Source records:
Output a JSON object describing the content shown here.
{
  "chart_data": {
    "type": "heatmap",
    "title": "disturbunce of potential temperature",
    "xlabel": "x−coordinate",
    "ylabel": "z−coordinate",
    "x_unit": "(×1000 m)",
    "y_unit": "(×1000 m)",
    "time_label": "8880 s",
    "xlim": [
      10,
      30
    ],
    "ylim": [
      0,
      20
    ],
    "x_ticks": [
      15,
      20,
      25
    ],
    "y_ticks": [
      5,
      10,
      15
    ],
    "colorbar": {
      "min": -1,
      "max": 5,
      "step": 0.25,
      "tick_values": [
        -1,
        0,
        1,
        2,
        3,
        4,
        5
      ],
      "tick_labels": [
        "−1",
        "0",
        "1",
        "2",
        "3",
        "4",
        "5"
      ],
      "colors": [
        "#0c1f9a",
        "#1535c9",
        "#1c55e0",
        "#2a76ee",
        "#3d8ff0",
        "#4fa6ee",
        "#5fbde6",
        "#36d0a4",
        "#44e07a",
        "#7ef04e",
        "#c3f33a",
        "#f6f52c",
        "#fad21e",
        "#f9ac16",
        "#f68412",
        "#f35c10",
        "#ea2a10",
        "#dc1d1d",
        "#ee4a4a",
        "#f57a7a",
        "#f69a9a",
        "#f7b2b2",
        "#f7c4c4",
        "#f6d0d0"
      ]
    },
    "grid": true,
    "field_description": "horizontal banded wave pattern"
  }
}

◆ **Short exercise**
Extract every entry in the listing word for word.

◆ **Output below**
Output a JSON object describing the content shown here.
{
  "chart_data": {
    "type": "heatmap",
    "title": "disturbunce of potential temperature",
    "xlabel": "x−coordinate",
    "ylabel": "z−coordinate",
    "x_unit": "(×1000 m)",
    "y_unit": "(×1000 m)",
    "time_label": "8880 s",
    "xlim": [
      10,
      30
    ],
    "ylim": [
      0,
      20
    ],
    "x_ticks": [
      15,
      20,
      25
    ],
    "y_ticks": [
      5,
      10,
      15
    ],
    "colorbar": {
      "min": -1,
      "max": 5,
      "step": 0.25,
      "tick_values": [
        -1,
        0,
        1,
        2,
        3,
        4,
        5
      ],
      "tick_labels": [
        "−1",
        "0",
        "1",
        "2",
        "3",
        "4",
        "5"
      ],
      "colors": [
        "#0c1f9a",
        "#1535c9",
        "#1c55e0",
        "#2a76ee",
        "#3d8ff0",
        "#4fa6ee",
        "#5fbde6",
        "#36d0a4",
        "#44e07a",
        "#7ef04e",
        "#c3f33a",
        "#f6f52c",
        "#fad21e",
        "#f9ac16",
        "#f68412",
        "#f35c10",
        "#ea2a10",
        "#dc1d1d",
        "#ee4a4a",
        "#f57a7a",
        "#f69a9a",
        "#f7b2b2",
        "#f7c4c4",
        "#f6d0d0"
      ]
    },
    "grid": true,
    "field_description": "horizontal banded wave pattern"
  }
}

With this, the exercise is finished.